++++ PROVIDED DATA

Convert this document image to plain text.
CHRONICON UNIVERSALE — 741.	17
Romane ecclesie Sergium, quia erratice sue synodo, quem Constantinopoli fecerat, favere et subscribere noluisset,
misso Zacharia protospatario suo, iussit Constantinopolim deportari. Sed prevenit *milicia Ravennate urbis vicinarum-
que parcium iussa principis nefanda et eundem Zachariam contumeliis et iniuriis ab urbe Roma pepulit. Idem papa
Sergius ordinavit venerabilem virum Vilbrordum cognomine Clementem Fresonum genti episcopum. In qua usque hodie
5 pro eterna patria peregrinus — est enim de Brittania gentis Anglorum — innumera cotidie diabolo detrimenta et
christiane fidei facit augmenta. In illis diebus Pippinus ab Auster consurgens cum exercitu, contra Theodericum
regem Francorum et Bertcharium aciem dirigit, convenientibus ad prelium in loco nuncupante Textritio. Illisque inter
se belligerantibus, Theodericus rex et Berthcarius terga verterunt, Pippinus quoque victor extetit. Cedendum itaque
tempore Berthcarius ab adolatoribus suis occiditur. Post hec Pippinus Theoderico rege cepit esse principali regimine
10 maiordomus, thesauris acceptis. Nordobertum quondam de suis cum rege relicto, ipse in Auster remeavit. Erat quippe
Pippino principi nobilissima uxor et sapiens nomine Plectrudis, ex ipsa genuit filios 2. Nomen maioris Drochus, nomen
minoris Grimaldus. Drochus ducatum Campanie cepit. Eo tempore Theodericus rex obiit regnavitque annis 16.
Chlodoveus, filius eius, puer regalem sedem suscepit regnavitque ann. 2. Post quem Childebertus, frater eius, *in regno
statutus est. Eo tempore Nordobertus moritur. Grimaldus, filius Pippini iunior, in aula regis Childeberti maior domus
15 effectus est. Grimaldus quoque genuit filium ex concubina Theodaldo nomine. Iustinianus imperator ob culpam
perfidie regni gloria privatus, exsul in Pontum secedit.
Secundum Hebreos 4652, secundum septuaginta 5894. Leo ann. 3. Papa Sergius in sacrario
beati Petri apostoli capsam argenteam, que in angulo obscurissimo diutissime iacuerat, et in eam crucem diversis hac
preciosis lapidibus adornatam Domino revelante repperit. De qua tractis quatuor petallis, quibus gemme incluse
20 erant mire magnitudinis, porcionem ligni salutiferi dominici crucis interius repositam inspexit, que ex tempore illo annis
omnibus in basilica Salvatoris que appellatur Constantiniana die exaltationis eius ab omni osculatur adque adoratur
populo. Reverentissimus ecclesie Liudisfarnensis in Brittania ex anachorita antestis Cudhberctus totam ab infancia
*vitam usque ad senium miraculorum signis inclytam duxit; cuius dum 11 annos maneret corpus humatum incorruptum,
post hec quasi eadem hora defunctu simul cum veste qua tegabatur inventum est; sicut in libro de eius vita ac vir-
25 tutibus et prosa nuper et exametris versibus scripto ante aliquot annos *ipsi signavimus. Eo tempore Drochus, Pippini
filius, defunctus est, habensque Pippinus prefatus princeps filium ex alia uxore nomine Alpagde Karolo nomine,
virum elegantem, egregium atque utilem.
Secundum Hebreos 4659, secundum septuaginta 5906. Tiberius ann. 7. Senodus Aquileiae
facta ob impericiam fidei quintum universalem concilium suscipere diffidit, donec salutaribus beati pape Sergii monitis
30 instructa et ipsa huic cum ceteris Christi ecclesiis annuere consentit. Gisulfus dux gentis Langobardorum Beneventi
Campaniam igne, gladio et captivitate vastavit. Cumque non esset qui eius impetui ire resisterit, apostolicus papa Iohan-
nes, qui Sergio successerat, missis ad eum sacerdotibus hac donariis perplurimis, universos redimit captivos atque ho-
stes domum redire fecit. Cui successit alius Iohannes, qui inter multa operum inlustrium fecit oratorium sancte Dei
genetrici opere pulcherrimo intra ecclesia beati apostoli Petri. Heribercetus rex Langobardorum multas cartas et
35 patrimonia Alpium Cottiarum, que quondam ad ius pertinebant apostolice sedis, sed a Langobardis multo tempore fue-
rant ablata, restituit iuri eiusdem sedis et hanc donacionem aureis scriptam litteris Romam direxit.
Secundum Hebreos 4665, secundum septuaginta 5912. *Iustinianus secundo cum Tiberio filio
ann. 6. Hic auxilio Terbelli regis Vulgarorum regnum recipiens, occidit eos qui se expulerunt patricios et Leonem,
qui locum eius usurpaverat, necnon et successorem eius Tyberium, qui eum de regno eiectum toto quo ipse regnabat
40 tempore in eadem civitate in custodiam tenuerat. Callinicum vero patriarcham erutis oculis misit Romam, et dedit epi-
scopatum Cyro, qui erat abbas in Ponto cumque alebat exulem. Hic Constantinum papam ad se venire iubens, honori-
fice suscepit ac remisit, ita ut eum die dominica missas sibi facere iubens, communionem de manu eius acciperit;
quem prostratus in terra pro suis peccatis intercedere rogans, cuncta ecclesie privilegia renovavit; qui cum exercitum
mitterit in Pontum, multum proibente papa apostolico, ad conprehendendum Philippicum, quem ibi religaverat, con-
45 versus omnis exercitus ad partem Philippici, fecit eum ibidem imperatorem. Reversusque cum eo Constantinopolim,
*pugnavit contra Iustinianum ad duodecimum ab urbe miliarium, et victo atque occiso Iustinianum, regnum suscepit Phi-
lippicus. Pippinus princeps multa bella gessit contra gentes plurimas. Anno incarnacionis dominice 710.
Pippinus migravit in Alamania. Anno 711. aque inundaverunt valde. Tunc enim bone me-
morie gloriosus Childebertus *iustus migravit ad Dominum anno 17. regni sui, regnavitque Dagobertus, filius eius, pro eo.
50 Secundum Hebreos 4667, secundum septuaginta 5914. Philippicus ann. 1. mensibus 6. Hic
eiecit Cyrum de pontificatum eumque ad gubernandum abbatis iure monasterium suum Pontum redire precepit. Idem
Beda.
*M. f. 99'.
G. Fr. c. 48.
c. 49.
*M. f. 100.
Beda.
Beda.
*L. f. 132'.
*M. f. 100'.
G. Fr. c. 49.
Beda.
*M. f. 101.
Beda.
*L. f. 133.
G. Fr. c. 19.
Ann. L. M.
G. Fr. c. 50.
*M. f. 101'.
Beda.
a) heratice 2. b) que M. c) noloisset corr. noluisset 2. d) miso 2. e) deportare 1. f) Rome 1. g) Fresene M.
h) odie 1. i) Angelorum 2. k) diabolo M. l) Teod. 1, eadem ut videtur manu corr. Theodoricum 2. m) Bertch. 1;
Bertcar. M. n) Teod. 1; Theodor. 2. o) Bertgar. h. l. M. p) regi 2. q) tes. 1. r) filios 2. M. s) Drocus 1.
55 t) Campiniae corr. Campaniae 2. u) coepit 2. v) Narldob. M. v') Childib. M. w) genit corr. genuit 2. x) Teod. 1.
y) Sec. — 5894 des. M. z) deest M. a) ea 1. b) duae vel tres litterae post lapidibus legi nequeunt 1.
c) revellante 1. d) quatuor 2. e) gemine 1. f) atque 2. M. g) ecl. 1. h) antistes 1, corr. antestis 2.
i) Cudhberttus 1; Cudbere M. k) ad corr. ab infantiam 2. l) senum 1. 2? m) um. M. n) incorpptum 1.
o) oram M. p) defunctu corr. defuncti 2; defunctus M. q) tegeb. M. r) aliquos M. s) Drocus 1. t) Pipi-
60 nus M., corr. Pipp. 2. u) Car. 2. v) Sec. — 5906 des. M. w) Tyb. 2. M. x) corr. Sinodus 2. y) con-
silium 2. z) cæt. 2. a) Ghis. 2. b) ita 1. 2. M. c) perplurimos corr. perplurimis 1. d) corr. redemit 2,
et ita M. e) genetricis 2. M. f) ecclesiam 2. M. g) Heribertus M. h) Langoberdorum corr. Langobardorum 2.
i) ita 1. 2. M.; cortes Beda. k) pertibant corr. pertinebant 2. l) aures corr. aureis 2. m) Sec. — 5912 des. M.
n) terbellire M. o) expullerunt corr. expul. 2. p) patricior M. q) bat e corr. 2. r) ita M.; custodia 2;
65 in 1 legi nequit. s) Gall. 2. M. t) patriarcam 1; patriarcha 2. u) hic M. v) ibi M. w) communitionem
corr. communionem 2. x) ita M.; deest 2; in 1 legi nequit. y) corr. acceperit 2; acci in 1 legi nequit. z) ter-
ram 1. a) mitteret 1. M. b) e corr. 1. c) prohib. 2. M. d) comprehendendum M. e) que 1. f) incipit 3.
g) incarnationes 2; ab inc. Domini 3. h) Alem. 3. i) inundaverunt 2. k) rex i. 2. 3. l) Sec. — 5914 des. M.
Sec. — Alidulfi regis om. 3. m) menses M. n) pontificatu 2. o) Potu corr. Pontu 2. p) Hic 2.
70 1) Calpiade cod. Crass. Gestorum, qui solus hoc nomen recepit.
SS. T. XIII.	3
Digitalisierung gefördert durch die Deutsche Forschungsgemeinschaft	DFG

++++++++

EXERCISE PROMPT:
Give only the count of lines in the data that include the string "deest".

COMPLETE RESPONSE:
2